▸ **Brief**: Exclude images, then output the remaining data verbatim.

[Collected data entries]
########

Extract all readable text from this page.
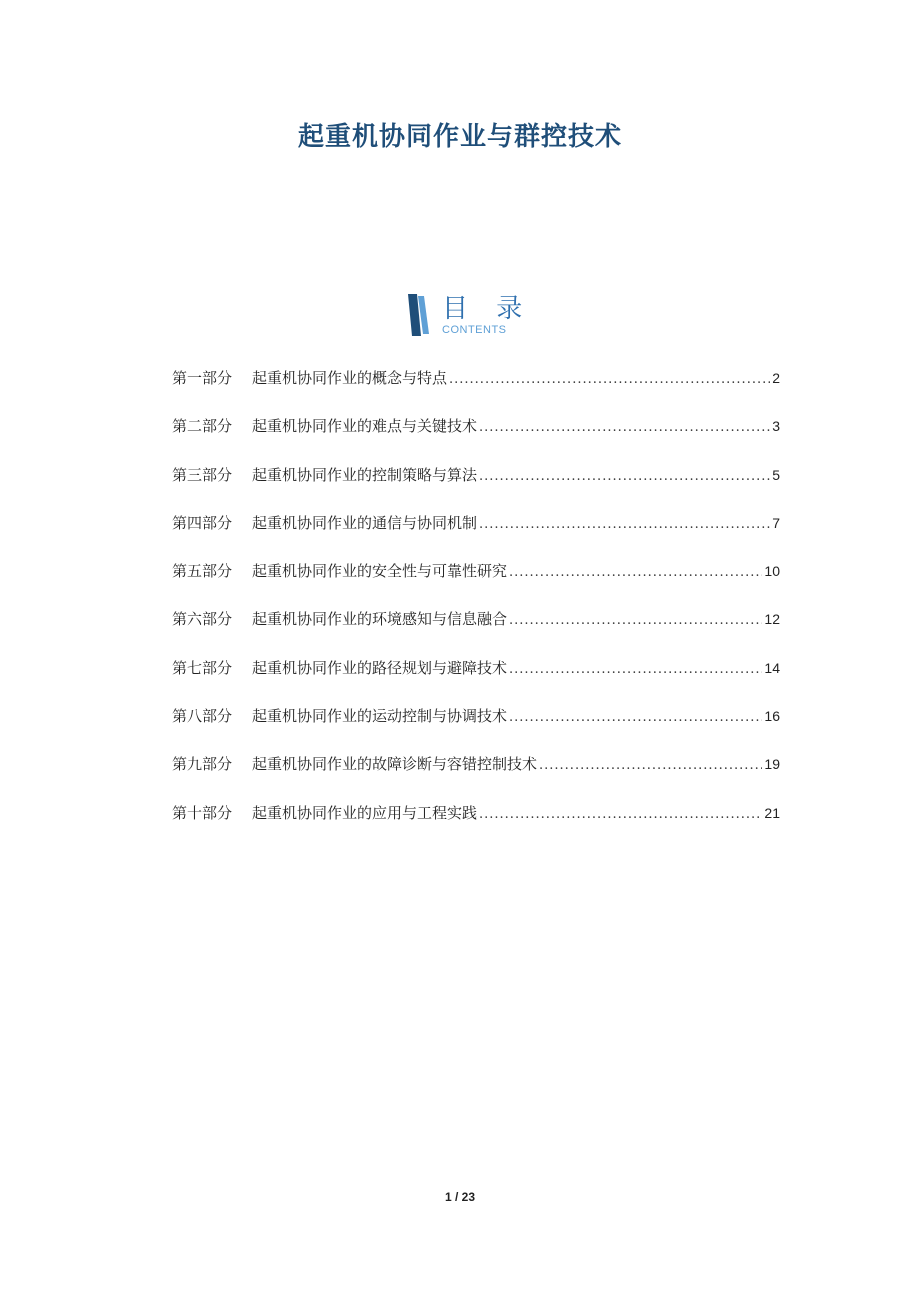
起重机协同作业与群控技术
目 录
CONTENTS
第一部分	起重机协同作业的概念与特点 .....	2
第二部分	起重机协同作业的难点与关键技术 .....	3
第三部分	起重机协同作业的控制策略与算法 .....	5
第四部分	起重机协同作业的通信与协同机制 .....	7
第五部分	起重机协同作业的安全性与可靠性研究 .....	10
第六部分	起重机协同作业的环境感知与信息融合 .....	12
第七部分	起重机协同作业的路径规划与避障技术 .....	14
第八部分	起重机协同作业的运动控制与协调技术 .....	16
第九部分	起重机协同作业的故障诊断与容错控制技术 .....	19
第十部分	起重机协同作业的应用与工程实践 .....	21
1 / 23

########

▸ **Worked solution**:
Extract all readable text from this page.
起重机协同作业与群控技术
目 录
CONTENTS
第一部分	起重机协同作业的概念与特点 .....	2
第二部分	起重机协同作业的难点与关键技术 .....	3
第三部分	起重机协同作业的控制策略与算法 .....	5
第四部分	起重机协同作业的通信与协同机制 .....	7
第五部分	起重机协同作业的安全性与可靠性研究 .....	10
第六部分	起重机协同作业的环境感知与信息融合 .....	12
第七部分	起重机协同作业的路径规划与避障技术 .....	14
第八部分	起重机协同作业的运动控制与协调技术 .....	16
第九部分	起重机协同作业的故障诊断与容错控制技术 .....	19
第十部分	起重机协同作业的应用与工程实践 .....	21
1 / 23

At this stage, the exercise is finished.